#### [DATASET RECORDS]

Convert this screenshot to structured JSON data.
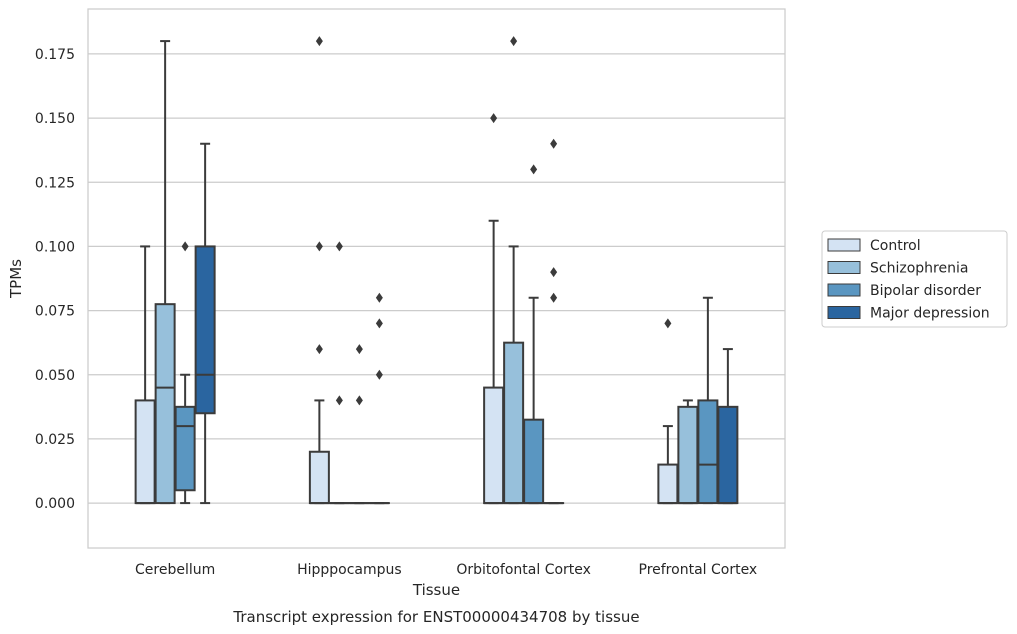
{
  "chart_data": {
    "type": "boxplot",
    "title": "Transcript expression for ENST00000434708 by tissue",
    "xlabel": "Tissue",
    "ylabel": "TPMs",
    "ylim": [
      -0.0175,
      0.1925
    ],
    "yticks": [
      "0.000",
      "0.025",
      "0.050",
      "0.075",
      "0.100",
      "0.125",
      "0.150",
      "0.175"
    ],
    "grid": "horizontal",
    "legend_position": "right",
    "categories": [
      "Cerebellum",
      "Hipppocampus",
      "Orbitofontal Cortex",
      "Prefrontal Cortex"
    ],
    "series": [
      {
        "name": "Control",
        "color": "#d4e3f3",
        "boxes": [
          {
            "min": 0.0,
            "q1": 0.0,
            "median": 0.0,
            "q3": 0.04,
            "max": 0.1,
            "outliers": []
          },
          {
            "min": 0.0,
            "q1": 0.0,
            "median": 0.0,
            "q3": 0.02,
            "max": 0.04,
            "outliers": [
              0.06,
              0.1,
              0.18
            ]
          },
          {
            "min": 0.0,
            "q1": 0.0,
            "median": 0.0,
            "q3": 0.045,
            "max": 0.11,
            "outliers": [
              0.15
            ]
          },
          {
            "min": 0.0,
            "q1": 0.0,
            "median": 0.0,
            "q3": 0.015,
            "max": 0.03,
            "outliers": [
              0.07
            ]
          }
        ]
      },
      {
        "name": "Schizophrenia",
        "color": "#97c0db",
        "boxes": [
          {
            "min": 0.0,
            "q1": 0.0,
            "median": 0.045,
            "q3": 0.0775,
            "max": 0.18,
            "outliers": []
          },
          {
            "min": 0.0,
            "q1": 0.0,
            "median": 0.0,
            "q3": 0.0,
            "max": 0.0,
            "outliers": [
              0.04,
              0.1
            ]
          },
          {
            "min": 0.0,
            "q1": 0.0,
            "median": 0.0,
            "q3": 0.0625,
            "max": 0.1,
            "outliers": [
              0.18
            ]
          },
          {
            "min": 0.0,
            "q1": 0.0,
            "median": 0.0,
            "q3": 0.0375,
            "max": 0.04,
            "outliers": []
          }
        ]
      },
      {
        "name": "Bipolar disorder",
        "color": "#5a96c1",
        "boxes": [
          {
            "min": 0.0,
            "q1": 0.005,
            "median": 0.03,
            "q3": 0.0375,
            "max": 0.05,
            "outliers": [
              0.1
            ]
          },
          {
            "min": 0.0,
            "q1": 0.0,
            "median": 0.0,
            "q3": 0.0,
            "max": 0.0,
            "outliers": [
              0.04,
              0.06
            ]
          },
          {
            "min": 0.0,
            "q1": 0.0,
            "median": 0.0,
            "q3": 0.0325,
            "max": 0.08,
            "outliers": [
              0.13
            ]
          },
          {
            "min": 0.0,
            "q1": 0.0,
            "median": 0.015,
            "q3": 0.04,
            "max": 0.08,
            "outliers": []
          }
        ]
      },
      {
        "name": "Major depression",
        "color": "#2a65a0",
        "boxes": [
          {
            "min": 0.0,
            "q1": 0.035,
            "median": 0.05,
            "q3": 0.1,
            "max": 0.14,
            "outliers": []
          },
          {
            "min": 0.0,
            "q1": 0.0,
            "median": 0.0,
            "q3": 0.0,
            "max": 0.0,
            "outliers": [
              0.05,
              0.07,
              0.08
            ]
          },
          {
            "min": 0.0,
            "q1": 0.0,
            "median": 0.0,
            "q3": 0.0,
            "max": 0.0,
            "outliers": [
              0.08,
              0.09,
              0.14
            ]
          },
          {
            "min": 0.0,
            "q1": 0.0,
            "median": 0.0,
            "q3": 0.0375,
            "max": 0.06,
            "outliers": []
          }
        ]
      }
    ]
  }
}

#### [WHAT TO PRODUCE]
Restate the listing above word for word, and skip the pictures.

#### [EXPECTED ANSWER]
Convert this screenshot to structured JSON data.
{
  "chart_data": {
    "type": "boxplot",
    "title": "Transcript expression for ENST00000434708 by tissue",
    "xlabel": "Tissue",
    "ylabel": "TPMs",
    "ylim": [
      -0.0175,
      0.1925
    ],
    "yticks": [
      "0.000",
      "0.025",
      "0.050",
      "0.075",
      "0.100",
      "0.125",
      "0.150",
      "0.175"
    ],
    "grid": "horizontal",
    "legend_position": "right",
    "categories": [
      "Cerebellum",
      "Hipppocampus",
      "Orbitofontal Cortex",
      "Prefrontal Cortex"
    ],
    "series": [
      {
        "name": "Control",
        "color": "#d4e3f3",
        "boxes": [
          {
            "min": 0.0,
            "q1": 0.0,
            "median": 0.0,
            "q3": 0.04,
            "max": 0.1,
            "outliers": []
          },
          {
            "min": 0.0,
            "q1": 0.0,
            "median": 0.0,
            "q3": 0.02,
            "max": 0.04,
            "outliers": [
              0.06,
              0.1,
              0.18
            ]
          },
          {
            "min": 0.0,
            "q1": 0.0,
            "median": 0.0,
            "q3": 0.045,
            "max": 0.11,
            "outliers": [
              0.15
            ]
          },
          {
            "min": 0.0,
            "q1": 0.0,
            "median": 0.0,
            "q3": 0.015,
            "max": 0.03,
            "outliers": [
              0.07
            ]
          }
        ]
      },
      {
        "name": "Schizophrenia",
        "color": "#97c0db",
        "boxes": [
          {
            "min": 0.0,
            "q1": 0.0,
            "median": 0.045,
            "q3": 0.0775,
            "max": 0.18,
            "outliers": []
          },
          {
            "min": 0.0,
            "q1": 0.0,
            "median": 0.0,
            "q3": 0.0,
            "max": 0.0,
            "outliers": [
              0.04,
              0.1
            ]
          },
          {
            "min": 0.0,
            "q1": 0.0,
            "median": 0.0,
            "q3": 0.0625,
            "max": 0.1,
            "outliers": [
              0.18
            ]
          },
          {
            "min": 0.0,
            "q1": 0.0,
            "median": 0.0,
            "q3": 0.0375,
            "max": 0.04,
            "outliers": []
          }
        ]
      },
      {
        "name": "Bipolar disorder",
        "color": "#5a96c1",
        "boxes": [
          {
            "min": 0.0,
            "q1": 0.005,
            "median": 0.03,
            "q3": 0.0375,
            "max": 0.05,
            "outliers": [
              0.1
            ]
          },
          {
            "min": 0.0,
            "q1": 0.0,
            "median": 0.0,
            "q3": 0.0,
            "max": 0.0,
            "outliers": [
              0.04,
              0.06
            ]
          },
          {
            "min": 0.0,
            "q1": 0.0,
            "median": 0.0,
            "q3": 0.0325,
            "max": 0.08,
            "outliers": [
              0.13
            ]
          },
          {
            "min": 0.0,
            "q1": 0.0,
            "median": 0.015,
            "q3": 0.04,
            "max": 0.08,
            "outliers": []
          }
        ]
      },
      {
        "name": "Major depression",
        "color": "#2a65a0",
        "boxes": [
          {
            "min": 0.0,
            "q1": 0.035,
            "median": 0.05,
            "q3": 0.1,
            "max": 0.14,
            "outliers": []
          },
          {
            "min": 0.0,
            "q1": 0.0,
            "median": 0.0,
            "q3": 0.0,
            "max": 0.0,
            "outliers": [
              0.05,
              0.07,
              0.08
            ]
          },
          {
            "min": 0.0,
            "q1": 0.0,
            "median": 0.0,
            "q3": 0.0,
            "max": 0.0,
            "outliers": [
              0.08,
              0.09,
              0.14
            ]
          },
          {
            "min": 0.0,
            "q1": 0.0,
            "median": 0.0,
            "q3": 0.0375,
            "max": 0.06,
            "outliers": []
          }
        ]
      }
    ]
  }
}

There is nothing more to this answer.